Task objective:
In the entries below, count every line containing "this". Return the number and nothing else.

--- START OF Extracted data ---

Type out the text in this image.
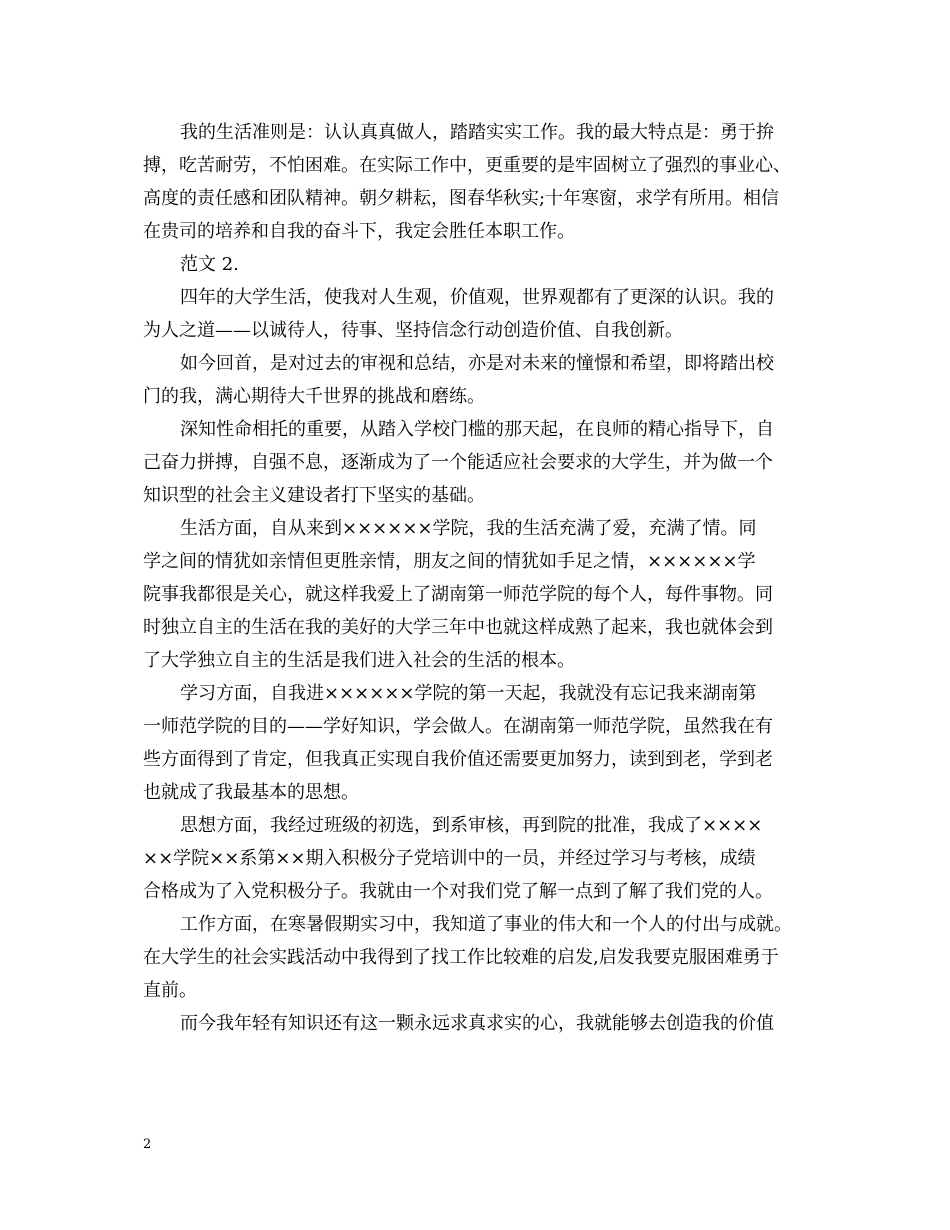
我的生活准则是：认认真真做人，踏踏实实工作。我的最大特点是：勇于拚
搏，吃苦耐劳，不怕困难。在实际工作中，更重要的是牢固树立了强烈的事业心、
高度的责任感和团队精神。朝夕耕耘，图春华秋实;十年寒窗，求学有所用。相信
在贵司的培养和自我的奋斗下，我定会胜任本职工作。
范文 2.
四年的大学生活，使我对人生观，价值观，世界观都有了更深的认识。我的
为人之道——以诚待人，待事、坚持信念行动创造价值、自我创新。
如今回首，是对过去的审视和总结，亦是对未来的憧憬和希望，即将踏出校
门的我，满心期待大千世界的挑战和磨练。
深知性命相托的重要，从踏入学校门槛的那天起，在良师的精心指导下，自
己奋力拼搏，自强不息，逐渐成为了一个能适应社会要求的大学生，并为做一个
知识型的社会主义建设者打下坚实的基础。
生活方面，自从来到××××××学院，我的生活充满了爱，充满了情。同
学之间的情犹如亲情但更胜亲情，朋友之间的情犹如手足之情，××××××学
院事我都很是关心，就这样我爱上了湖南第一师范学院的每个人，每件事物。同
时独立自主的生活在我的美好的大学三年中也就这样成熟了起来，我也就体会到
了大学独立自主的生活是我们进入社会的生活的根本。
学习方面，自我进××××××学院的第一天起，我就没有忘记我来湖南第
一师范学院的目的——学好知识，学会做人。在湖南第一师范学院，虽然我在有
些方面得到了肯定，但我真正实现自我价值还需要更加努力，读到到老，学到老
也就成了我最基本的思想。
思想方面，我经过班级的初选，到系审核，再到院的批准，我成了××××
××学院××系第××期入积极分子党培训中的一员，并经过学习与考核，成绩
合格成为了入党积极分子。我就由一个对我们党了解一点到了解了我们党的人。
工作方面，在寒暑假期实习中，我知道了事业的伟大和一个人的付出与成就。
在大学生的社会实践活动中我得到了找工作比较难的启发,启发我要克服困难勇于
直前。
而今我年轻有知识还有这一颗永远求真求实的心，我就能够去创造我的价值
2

--- END OF Extracted data ---
--- START OF Extracted data ---

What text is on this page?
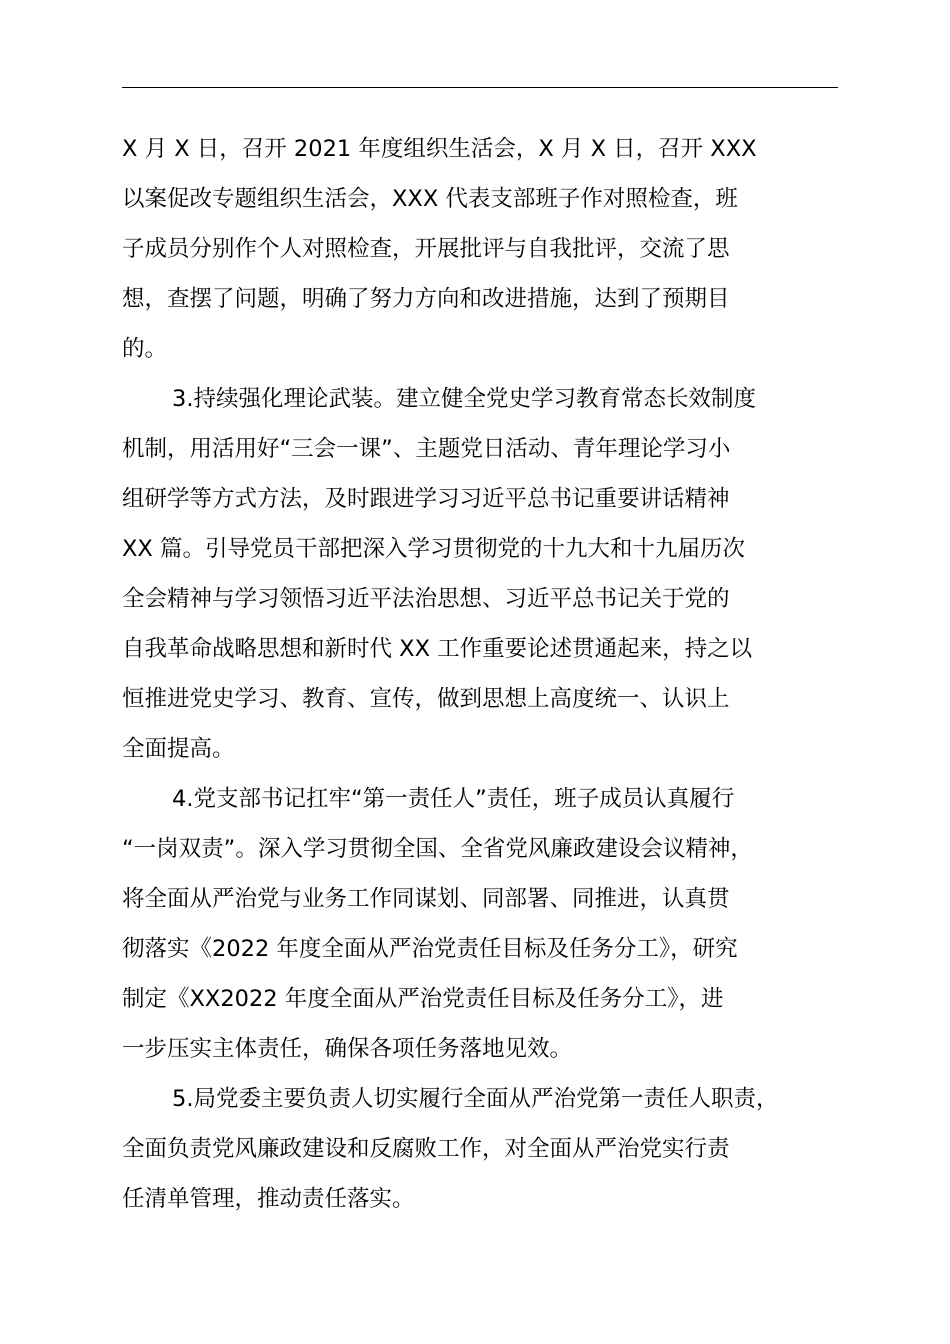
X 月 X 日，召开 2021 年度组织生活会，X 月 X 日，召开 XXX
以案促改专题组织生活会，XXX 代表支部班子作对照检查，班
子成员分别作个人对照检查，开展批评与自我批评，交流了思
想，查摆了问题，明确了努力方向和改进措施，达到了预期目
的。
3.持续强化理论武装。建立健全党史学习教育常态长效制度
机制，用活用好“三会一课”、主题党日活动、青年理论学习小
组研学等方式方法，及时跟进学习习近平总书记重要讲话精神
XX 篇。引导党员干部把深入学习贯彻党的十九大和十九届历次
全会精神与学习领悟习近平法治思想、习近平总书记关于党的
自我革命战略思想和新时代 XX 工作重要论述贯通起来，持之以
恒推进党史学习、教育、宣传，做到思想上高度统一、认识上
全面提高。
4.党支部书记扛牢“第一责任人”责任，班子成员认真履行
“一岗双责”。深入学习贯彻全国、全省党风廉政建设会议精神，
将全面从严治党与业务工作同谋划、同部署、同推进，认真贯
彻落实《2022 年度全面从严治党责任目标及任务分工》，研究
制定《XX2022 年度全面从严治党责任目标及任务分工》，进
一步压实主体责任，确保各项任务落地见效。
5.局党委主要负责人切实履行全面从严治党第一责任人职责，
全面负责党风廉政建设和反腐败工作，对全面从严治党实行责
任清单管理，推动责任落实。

--- END OF Extracted data ---

Response:
2